DIRECTIONS FOR THIS TASK: Rewrite the material below, swapping each "histogram-bar" for "histogram-column" and leaving every other part of the lines untouched.

[Annotated element listings]
>>

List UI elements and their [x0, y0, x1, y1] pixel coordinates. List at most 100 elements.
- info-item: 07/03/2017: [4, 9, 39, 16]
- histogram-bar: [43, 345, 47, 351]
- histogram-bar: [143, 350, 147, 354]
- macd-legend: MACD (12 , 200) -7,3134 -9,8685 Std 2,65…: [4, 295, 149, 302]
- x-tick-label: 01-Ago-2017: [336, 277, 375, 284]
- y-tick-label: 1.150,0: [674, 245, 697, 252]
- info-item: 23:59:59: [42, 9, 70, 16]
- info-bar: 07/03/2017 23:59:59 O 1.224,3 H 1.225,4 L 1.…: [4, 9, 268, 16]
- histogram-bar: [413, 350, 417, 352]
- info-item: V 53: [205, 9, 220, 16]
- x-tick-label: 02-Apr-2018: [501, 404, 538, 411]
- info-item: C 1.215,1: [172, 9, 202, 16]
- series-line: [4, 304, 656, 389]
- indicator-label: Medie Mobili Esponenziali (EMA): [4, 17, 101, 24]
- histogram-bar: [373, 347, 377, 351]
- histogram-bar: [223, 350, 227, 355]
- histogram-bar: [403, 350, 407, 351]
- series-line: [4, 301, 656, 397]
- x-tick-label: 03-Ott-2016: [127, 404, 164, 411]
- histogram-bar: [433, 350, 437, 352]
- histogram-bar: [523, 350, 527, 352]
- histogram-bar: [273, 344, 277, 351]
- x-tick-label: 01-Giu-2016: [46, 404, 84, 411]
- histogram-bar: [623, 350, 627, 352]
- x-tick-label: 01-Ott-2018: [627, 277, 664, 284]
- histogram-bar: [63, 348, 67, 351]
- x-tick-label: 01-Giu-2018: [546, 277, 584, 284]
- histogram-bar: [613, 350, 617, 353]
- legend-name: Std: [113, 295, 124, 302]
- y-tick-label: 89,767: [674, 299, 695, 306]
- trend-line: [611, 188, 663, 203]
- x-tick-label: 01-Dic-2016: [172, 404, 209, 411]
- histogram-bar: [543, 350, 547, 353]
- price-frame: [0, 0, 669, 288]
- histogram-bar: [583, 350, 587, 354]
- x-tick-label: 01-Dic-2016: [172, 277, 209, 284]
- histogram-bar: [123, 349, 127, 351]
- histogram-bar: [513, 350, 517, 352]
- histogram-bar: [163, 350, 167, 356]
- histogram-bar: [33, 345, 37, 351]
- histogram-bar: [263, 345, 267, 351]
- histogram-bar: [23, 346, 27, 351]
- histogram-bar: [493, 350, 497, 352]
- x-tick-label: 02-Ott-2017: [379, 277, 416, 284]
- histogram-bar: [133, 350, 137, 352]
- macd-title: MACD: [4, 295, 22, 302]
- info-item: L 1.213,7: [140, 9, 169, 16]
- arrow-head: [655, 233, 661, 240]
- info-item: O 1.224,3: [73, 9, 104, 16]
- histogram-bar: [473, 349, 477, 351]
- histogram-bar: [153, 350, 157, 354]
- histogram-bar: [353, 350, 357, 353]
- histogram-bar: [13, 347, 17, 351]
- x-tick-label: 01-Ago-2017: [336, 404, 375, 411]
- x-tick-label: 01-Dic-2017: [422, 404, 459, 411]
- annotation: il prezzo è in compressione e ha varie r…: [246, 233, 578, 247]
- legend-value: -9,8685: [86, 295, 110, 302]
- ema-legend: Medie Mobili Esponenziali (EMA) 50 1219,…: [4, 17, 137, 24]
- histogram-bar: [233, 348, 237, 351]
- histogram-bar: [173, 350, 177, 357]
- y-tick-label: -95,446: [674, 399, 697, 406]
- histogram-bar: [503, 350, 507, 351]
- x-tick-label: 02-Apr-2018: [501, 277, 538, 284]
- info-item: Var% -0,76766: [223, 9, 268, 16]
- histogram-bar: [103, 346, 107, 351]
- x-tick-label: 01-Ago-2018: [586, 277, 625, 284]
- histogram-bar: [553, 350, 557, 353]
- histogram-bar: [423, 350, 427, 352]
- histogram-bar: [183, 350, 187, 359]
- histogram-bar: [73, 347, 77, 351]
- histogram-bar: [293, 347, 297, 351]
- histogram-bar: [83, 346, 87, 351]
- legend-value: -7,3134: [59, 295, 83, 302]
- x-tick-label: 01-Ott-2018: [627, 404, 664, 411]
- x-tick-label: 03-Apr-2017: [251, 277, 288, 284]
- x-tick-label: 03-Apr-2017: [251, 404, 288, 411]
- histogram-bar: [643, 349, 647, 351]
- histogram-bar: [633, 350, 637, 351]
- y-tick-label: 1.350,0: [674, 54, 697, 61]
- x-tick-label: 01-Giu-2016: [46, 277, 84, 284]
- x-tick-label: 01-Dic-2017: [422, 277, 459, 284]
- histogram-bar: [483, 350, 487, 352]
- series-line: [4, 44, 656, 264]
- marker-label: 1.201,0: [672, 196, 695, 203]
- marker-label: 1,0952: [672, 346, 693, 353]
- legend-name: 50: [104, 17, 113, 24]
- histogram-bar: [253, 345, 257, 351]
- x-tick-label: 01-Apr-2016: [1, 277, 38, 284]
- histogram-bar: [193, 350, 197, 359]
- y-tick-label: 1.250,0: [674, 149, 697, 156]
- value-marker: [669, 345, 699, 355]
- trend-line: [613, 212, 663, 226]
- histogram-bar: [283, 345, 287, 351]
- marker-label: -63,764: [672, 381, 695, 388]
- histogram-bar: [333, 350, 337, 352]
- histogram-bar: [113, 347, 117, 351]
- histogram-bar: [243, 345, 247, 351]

<<

TASK RESULT:
List UI elements and their [x0, y0, x1, y1] pixel coordinates. List at most 100 elements.
- info-item: 07/03/2017: [4, 9, 39, 16]
- histogram-column: [43, 345, 47, 351]
- histogram-column: [143, 350, 147, 354]
- macd-legend: MACD (12 , 200) -7,3134 -9,8685 Std 2,65…: [4, 295, 149, 302]
- x-tick-label: 01-Ago-2017: [336, 277, 375, 284]
- y-tick-label: 1.150,0: [674, 245, 697, 252]
- info-item: 23:59:59: [42, 9, 70, 16]
- info-bar: 07/03/2017 23:59:59 O 1.224,3 H 1.225,4 L 1.…: [4, 9, 268, 16]
- histogram-column: [413, 350, 417, 352]
- info-item: V 53: [205, 9, 220, 16]
- x-tick-label: 02-Apr-2018: [501, 404, 538, 411]
- info-item: C 1.215,1: [172, 9, 202, 16]
- series-line: [4, 304, 656, 389]
- indicator-label: Medie Mobili Esponenziali (EMA): [4, 17, 101, 24]
- histogram-column: [373, 347, 377, 351]
- histogram-column: [223, 350, 227, 355]
- histogram-column: [403, 350, 407, 351]
- series-line: [4, 301, 656, 397]
- x-tick-label: 03-Ott-2016: [127, 404, 164, 411]
- histogram-column: [433, 350, 437, 352]
- histogram-column: [523, 350, 527, 352]
- histogram-column: [273, 344, 277, 351]
- x-tick-label: 01-Giu-2016: [46, 404, 84, 411]
- histogram-column: [623, 350, 627, 352]
- x-tick-label: 01-Ott-2018: [627, 277, 664, 284]
- histogram-column: [63, 348, 67, 351]
- x-tick-label: 01-Giu-2018: [546, 277, 584, 284]
- histogram-column: [613, 350, 617, 353]
- legend-name: Std: [113, 295, 124, 302]
- y-tick-label: 89,767: [674, 299, 695, 306]
- trend-line: [611, 188, 663, 203]
- x-tick-label: 01-Dic-2016: [172, 404, 209, 411]
- histogram-column: [543, 350, 547, 353]
- price-frame: [0, 0, 669, 288]
- histogram-column: [583, 350, 587, 354]
- x-tick-label: 01-Dic-2016: [172, 277, 209, 284]
- histogram-column: [123, 349, 127, 351]
- histogram-column: [513, 350, 517, 352]
- histogram-column: [163, 350, 167, 356]
- histogram-column: [33, 345, 37, 351]
- histogram-column: [263, 345, 267, 351]
- histogram-column: [23, 346, 27, 351]
- histogram-column: [493, 350, 497, 352]
- x-tick-label: 02-Ott-2017: [379, 277, 416, 284]
- histogram-column: [133, 350, 137, 352]
- macd-title: MACD: [4, 295, 22, 302]
- info-item: L 1.213,7: [140, 9, 169, 16]
- arrow-head: [655, 233, 661, 240]
- info-item: O 1.224,3: [73, 9, 104, 16]
- histogram-column: [473, 349, 477, 351]
- histogram-column: [153, 350, 157, 354]
- histogram-column: [353, 350, 357, 353]
- histogram-column: [13, 347, 17, 351]
- x-tick-label: 01-Ago-2017: [336, 404, 375, 411]
- x-tick-label: 01-Dic-2017: [422, 404, 459, 411]
- annotation: il prezzo è in compressione e ha varie r…: [246, 233, 578, 247]
- legend-value: -9,8685: [86, 295, 110, 302]
- ema-legend: Medie Mobili Esponenziali (EMA) 50 1219,…: [4, 17, 137, 24]
- histogram-column: [233, 348, 237, 351]
- histogram-column: [173, 350, 177, 357]
- y-tick-label: -95,446: [674, 399, 697, 406]
- histogram-column: [503, 350, 507, 351]
- x-tick-label: 02-Apr-2018: [501, 277, 538, 284]
- info-item: Var% -0,76766: [223, 9, 268, 16]
- histogram-column: [103, 346, 107, 351]
- x-tick-label: 01-Ago-2018: [586, 277, 625, 284]
- histogram-column: [553, 350, 557, 353]
- histogram-column: [423, 350, 427, 352]
- histogram-column: [183, 350, 187, 359]
- histogram-column: [73, 347, 77, 351]
- histogram-column: [293, 347, 297, 351]
- histogram-column: [83, 346, 87, 351]
- legend-value: -7,3134: [59, 295, 83, 302]
- x-tick-label: 01-Ott-2018: [627, 404, 664, 411]
- x-tick-label: 03-Apr-2017: [251, 277, 288, 284]
- x-tick-label: 03-Apr-2017: [251, 404, 288, 411]
- histogram-column: [643, 349, 647, 351]
- histogram-column: [633, 350, 637, 351]
- y-tick-label: 1.350,0: [674, 54, 697, 61]
- x-tick-label: 01-Giu-2016: [46, 277, 84, 284]
- x-tick-label: 01-Dic-2017: [422, 277, 459, 284]
- histogram-column: [483, 350, 487, 352]
- series-line: [4, 44, 656, 264]
- marker-label: 1.201,0: [672, 196, 695, 203]
- marker-label: 1,0952: [672, 346, 693, 353]
- legend-name: 50: [104, 17, 113, 24]
- histogram-column: [253, 345, 257, 351]
- x-tick-label: 01-Apr-2016: [1, 277, 38, 284]
- histogram-column: [193, 350, 197, 359]
- y-tick-label: 1.250,0: [674, 149, 697, 156]
- value-marker: [669, 345, 699, 355]
- trend-line: [613, 212, 663, 226]
- histogram-column: [283, 345, 287, 351]
- marker-label: -63,764: [672, 381, 695, 388]
- histogram-column: [333, 350, 337, 352]
- histogram-column: [113, 347, 117, 351]
- histogram-column: [243, 345, 247, 351]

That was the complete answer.